• **Material**:

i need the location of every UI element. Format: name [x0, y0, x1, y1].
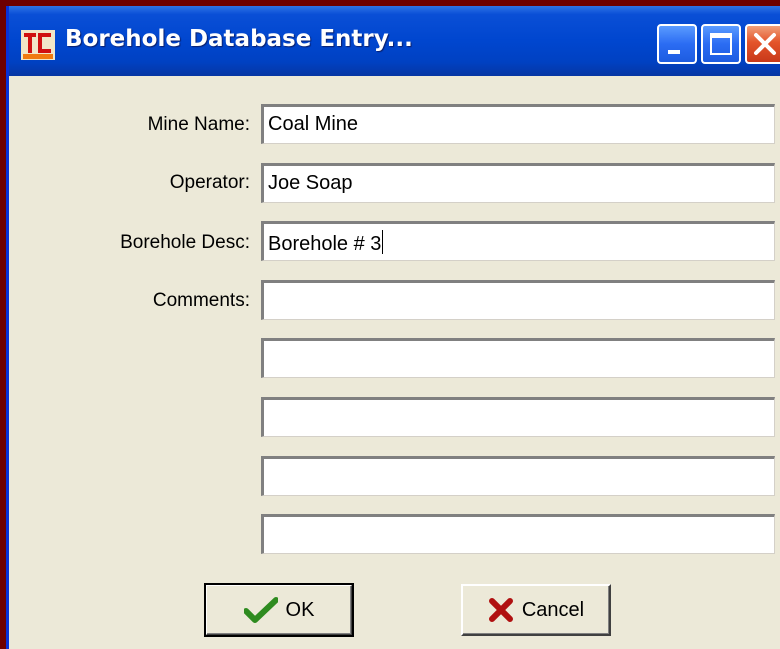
comments-field-2[interactable] [261, 338, 775, 378]
comments-field-3[interactable] [261, 397, 775, 437]
checkmark-icon [243, 597, 278, 623]
borehole-desc-field[interactable]: Borehole # 3 [261, 221, 775, 261]
app-logo-icon [21, 30, 55, 60]
comments-field-4[interactable] [261, 456, 775, 496]
cancel-button[interactable]: Cancel [461, 584, 611, 636]
mine-name-value: Coal Mine [268, 113, 359, 135]
dialog-window: Borehole Database Entry... Mine Name: Co… [6, 6, 780, 649]
borehole-desc-value: Borehole # 3 [268, 233, 382, 255]
ok-button[interactable]: OK [204, 583, 354, 637]
minimize-button[interactable] [657, 24, 697, 64]
operator-value: Joe Soap [268, 172, 353, 194]
close-button[interactable] [745, 24, 780, 64]
text-cursor [382, 230, 384, 254]
ok-button-label: OK [285, 598, 315, 621]
comments-label: Comments: [152, 290, 250, 311]
maximize-icon [710, 33, 732, 55]
operator-field[interactable]: Joe Soap [261, 163, 775, 203]
maximize-button[interactable] [701, 24, 741, 64]
comments-field-1[interactable] [261, 280, 775, 320]
cancel-button-label: Cancel [521, 598, 585, 621]
mine-name-field[interactable]: Coal Mine [261, 104, 775, 144]
close-icon [754, 33, 776, 55]
x-icon [488, 598, 513, 622]
comments-field-5[interactable] [261, 514, 775, 554]
borehole-desc-label: Borehole Desc: [120, 232, 250, 253]
title-bar[interactable]: Borehole Database Entry... [9, 6, 780, 76]
operator-label: Operator: [169, 172, 250, 193]
window-title: Borehole Database Entry... [65, 26, 413, 52]
mine-name-label: Mine Name: [147, 114, 250, 135]
minimize-icon [668, 50, 680, 54]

• **Exercise prompt**: Format every line of the records above as a Markdown table with the columns Row (a running number) and Text (the line itself). Leave out blank lines and pictures.

• **Response to this exercise**:
| Row | Text |
|---|---|
| 1 | i need the location of every UI element. Format: name [x0, y0, x1, y1]. |
| 2 | comments-field-2[interactable] [261, 338, 775, 378] |
| 3 | comments-field-3[interactable] [261, 397, 775, 437] |
| 4 | checkmark-icon [243, 597, 278, 623] |
| 5 | borehole-desc-field[interactable]: Borehole # 3 [261, 221, 775, 261] |
| 6 | app-logo-icon [21, 30, 55, 60] |
| 7 | comments-field-4[interactable] [261, 456, 775, 496] |
| 8 | cancel-button[interactable]: Cancel [461, 584, 611, 636] |
| 9 | mine-name-value: Coal Mine [268, 113, 359, 135] |
| 10 | dialog-window: Borehole Database Entry... Mine Name: Co… [6, 6, 780, 649] |
| 11 | borehole-desc-value: Borehole # 3 [268, 233, 382, 255] |
| 12 | ok-button[interactable]: OK [204, 583, 354, 637] |
| 13 | minimize-button[interactable] [657, 24, 697, 64] |
| 14 | operator-value: Joe Soap [268, 172, 353, 194] |
| 15 | close-button[interactable] [745, 24, 780, 64] |
| 16 | text-cursor [382, 230, 384, 254] |
| 17 | ok-button-label: OK [285, 598, 315, 621] |
| 18 | comments-label: Comments: [152, 290, 250, 311] |
| 19 | maximize-icon [710, 33, 732, 55] |
| 20 | operator-field[interactable]: Joe Soap [261, 163, 775, 203] |
| 21 | maximize-button[interactable] [701, 24, 741, 64] |
| 22 | comments-field-1[interactable] [261, 280, 775, 320] |
| 23 | cancel-button-label: Cancel [521, 598, 585, 621] |
| 24 | mine-name-field[interactable]: Coal Mine [261, 104, 775, 144] |
| 25 | close-icon [754, 33, 776, 55] |
| 26 | x-icon [488, 598, 513, 622] |
| 27 | comments-field-5[interactable] [261, 514, 775, 554] |
| 28 | borehole-desc-label: Borehole Desc: [120, 232, 250, 253] |
| 29 | title-bar[interactable]: Borehole Database Entry... [9, 6, 780, 76] |
| 30 | operator-label: Operator: [169, 172, 250, 193] |
| 31 | window-title: Borehole Database Entry... [65, 26, 413, 52] |
| 32 | mine-name-label: Mine Name: [147, 114, 250, 135] |
| 33 | minimize-icon [668, 50, 680, 54] |